• _Task requirements_
Transcribe each entry below exactly. Pictures do not go in the copy.

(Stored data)

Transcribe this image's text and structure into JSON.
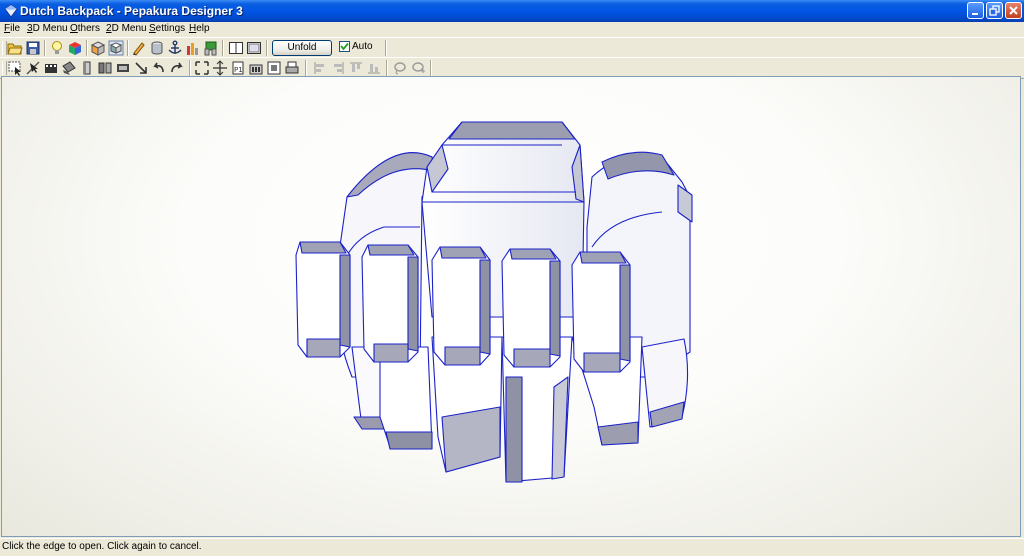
{
  "window": {
    "title": "Dutch Backpack - Pepakura Designer 3",
    "controls": [
      "minimize",
      "restore",
      "close"
    ]
  },
  "menubar": {
    "items": [
      {
        "label": "File",
        "accel": "F",
        "rest": "ile"
      },
      {
        "label": "3D Menu",
        "accel": "3",
        "rest": "D Menu"
      },
      {
        "label": "Others",
        "accel": "O",
        "rest": "thers"
      },
      {
        "label": "2D Menu",
        "accel": "2",
        "rest": "D Menu"
      },
      {
        "label": "Settings",
        "accel": "S",
        "rest": "ettings"
      },
      {
        "label": "Help",
        "accel": "H",
        "rest": "elp"
      }
    ]
  },
  "toolbar1": {
    "icons": [
      "open-file-icon",
      "save-icon",
      "lightbulb-icon",
      "colored-cube-icon",
      "cube-tool-icon",
      "cube-face-icon",
      "pencil-icon",
      "cylinder-icon",
      "anchor-icon",
      "color-bars-icon",
      "flag-tool-icon",
      "single-pane-icon",
      "dual-pane-icon"
    ],
    "unfold_label": "Unfold",
    "auto_label": "Auto",
    "auto_checked": true
  },
  "toolbar2": {
    "icons": [
      "select-tool-icon",
      "edge-tool-icon",
      "cut-tool-icon",
      "fold-tool-icon",
      "flap-tool-icon",
      "join-tool-icon",
      "rotate-tool-icon",
      "move-tool-icon",
      "undo-arrow-icon",
      "redo-arrow-icon",
      "zoom-box-icon",
      "zoom-fit-icon",
      "page-tool-icon",
      "text-tool-icon",
      "image-tool-icon",
      "print-icon",
      "align-left-icon",
      "align-right-icon",
      "align-top-icon",
      "align-bottom-icon",
      "lasso-icon",
      "lasso-add-icon"
    ]
  },
  "viewport": {
    "content": "3D model view",
    "model_stroke": "#1b22c8",
    "model_fill_light": "#ffffff",
    "model_fill_shadow": "#8c8ea0"
  },
  "statusbar": {
    "message": "Click the edge to open. Click again to cancel."
  }
}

• _Solution_
Transcribe this image's text and structure into JSON.
{
  "window": {
    "title": "Dutch Backpack - Pepakura Designer 3",
    "controls": [
      "minimize",
      "restore",
      "close"
    ]
  },
  "menubar": {
    "items": [
      {
        "label": "File",
        "accel": "F",
        "rest": "ile"
      },
      {
        "label": "3D Menu",
        "accel": "3",
        "rest": "D Menu"
      },
      {
        "label": "Others",
        "accel": "O",
        "rest": "thers"
      },
      {
        "label": "2D Menu",
        "accel": "2",
        "rest": "D Menu"
      },
      {
        "label": "Settings",
        "accel": "S",
        "rest": "ettings"
      },
      {
        "label": "Help",
        "accel": "H",
        "rest": "elp"
      }
    ]
  },
  "toolbar1": {
    "icons": [
      "open-file-icon",
      "save-icon",
      "lightbulb-icon",
      "colored-cube-icon",
      "cube-tool-icon",
      "cube-face-icon",
      "pencil-icon",
      "cylinder-icon",
      "anchor-icon",
      "color-bars-icon",
      "flag-tool-icon",
      "single-pane-icon",
      "dual-pane-icon"
    ],
    "unfold_label": "Unfold",
    "auto_label": "Auto",
    "auto_checked": true
  },
  "toolbar2": {
    "icons": [
      "select-tool-icon",
      "edge-tool-icon",
      "cut-tool-icon",
      "fold-tool-icon",
      "flap-tool-icon",
      "join-tool-icon",
      "rotate-tool-icon",
      "move-tool-icon",
      "undo-arrow-icon",
      "redo-arrow-icon",
      "zoom-box-icon",
      "zoom-fit-icon",
      "page-tool-icon",
      "text-tool-icon",
      "image-tool-icon",
      "print-icon",
      "align-left-icon",
      "align-right-icon",
      "align-top-icon",
      "align-bottom-icon",
      "lasso-icon",
      "lasso-add-icon"
    ]
  },
  "viewport": {
    "content": "3D model view",
    "model_stroke": "#1b22c8",
    "model_fill_light": "#ffffff",
    "model_fill_shadow": "#8c8ea0"
  },
  "statusbar": {
    "message": "Click the edge to open. Click again to cancel."
  }
}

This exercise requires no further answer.